Collection entries:
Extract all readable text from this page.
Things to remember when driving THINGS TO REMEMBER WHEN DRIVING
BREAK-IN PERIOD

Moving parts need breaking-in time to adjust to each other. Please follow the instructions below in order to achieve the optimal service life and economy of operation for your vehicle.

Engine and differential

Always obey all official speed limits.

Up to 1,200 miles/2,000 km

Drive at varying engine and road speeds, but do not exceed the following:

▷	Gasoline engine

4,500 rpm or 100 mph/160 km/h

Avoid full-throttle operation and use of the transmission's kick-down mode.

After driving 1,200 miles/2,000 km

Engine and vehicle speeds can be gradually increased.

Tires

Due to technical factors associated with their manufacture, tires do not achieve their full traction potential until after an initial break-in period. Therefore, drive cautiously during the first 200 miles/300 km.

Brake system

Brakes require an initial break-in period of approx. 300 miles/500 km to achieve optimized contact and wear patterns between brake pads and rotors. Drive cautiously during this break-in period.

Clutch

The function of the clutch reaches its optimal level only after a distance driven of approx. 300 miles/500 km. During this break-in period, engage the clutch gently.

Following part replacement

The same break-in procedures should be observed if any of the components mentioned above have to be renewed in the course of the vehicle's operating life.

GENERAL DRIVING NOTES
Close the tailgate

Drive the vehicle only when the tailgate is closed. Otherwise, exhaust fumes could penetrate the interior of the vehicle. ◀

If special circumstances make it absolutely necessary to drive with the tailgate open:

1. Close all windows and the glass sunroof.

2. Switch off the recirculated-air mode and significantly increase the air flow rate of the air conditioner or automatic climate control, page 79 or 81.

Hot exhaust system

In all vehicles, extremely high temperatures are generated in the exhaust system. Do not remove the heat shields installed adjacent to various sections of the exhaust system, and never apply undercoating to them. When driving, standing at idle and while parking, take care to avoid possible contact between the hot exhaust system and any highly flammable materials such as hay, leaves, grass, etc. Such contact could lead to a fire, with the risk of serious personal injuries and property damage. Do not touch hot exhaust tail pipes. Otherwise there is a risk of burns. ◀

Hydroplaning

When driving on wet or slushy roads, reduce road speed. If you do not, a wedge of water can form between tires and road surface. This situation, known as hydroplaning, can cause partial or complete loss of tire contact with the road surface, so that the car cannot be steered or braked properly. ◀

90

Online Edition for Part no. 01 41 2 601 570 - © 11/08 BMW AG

## YOUR TASK:
Every entry must be quoted exactly as it appears above.

## ANSWER TO THE EXERCISE:
Extract all readable text from this page.
Things to remember when driving THINGS TO REMEMBER WHEN DRIVING
BREAK-IN PERIOD

Moving parts need breaking-in time to adjust to each other. Please follow the instructions below in order to achieve the optimal service life and economy of operation for your vehicle.

Engine and differential

Always obey all official speed limits.

Up to 1,200 miles/2,000 km

Drive at varying engine and road speeds, but do not exceed the following:

▷	Gasoline engine

4,500 rpm or 100 mph/160 km/h

Avoid full-throttle operation and use of the transmission's kick-down mode.

After driving 1,200 miles/2,000 km

Engine and vehicle speeds can be gradually increased.

Tires

Due to technical factors associated with their manufacture, tires do not achieve their full traction potential until after an initial break-in period. Therefore, drive cautiously during the first 200 miles/300 km.

Brake system

Brakes require an initial break-in period of approx. 300 miles/500 km to achieve optimized contact and wear patterns between brake pads and rotors. Drive cautiously during this break-in period.

Clutch

The function of the clutch reaches its optimal level only after a distance driven of approx. 300 miles/500 km. During this break-in period, engage the clutch gently.

Following part replacement

The same break-in procedures should be observed if any of the components mentioned above have to be renewed in the course of the vehicle's operating life.

GENERAL DRIVING NOTES
Close the tailgate

Drive the vehicle only when the tailgate is closed. Otherwise, exhaust fumes could penetrate the interior of the vehicle. ◀

If special circumstances make it absolutely necessary to drive with the tailgate open:

1. Close all windows and the glass sunroof.

2. Switch off the recirculated-air mode and significantly increase the air flow rate of the air conditioner or automatic climate control, page 79 or 81.

Hot exhaust system

In all vehicles, extremely high temperatures are generated in the exhaust system. Do not remove the heat shields installed adjacent to various sections of the exhaust system, and never apply undercoating to them. When driving, standing at idle and while parking, take care to avoid possible contact between the hot exhaust system and any highly flammable materials such as hay, leaves, grass, etc. Such contact could lead to a fire, with the risk of serious personal injuries and property damage. Do not touch hot exhaust tail pipes. Otherwise there is a risk of burns. ◀

Hydroplaning

When driving on wet or slushy roads, reduce road speed. If you do not, a wedge of water can form between tires and road surface. This situation, known as hydroplaning, can cause partial or complete loss of tire contact with the road surface, so that the car cannot be steered or braked properly. ◀

90

Online Edition for Part no. 01 41 2 601 570 - © 11/08 BMW AG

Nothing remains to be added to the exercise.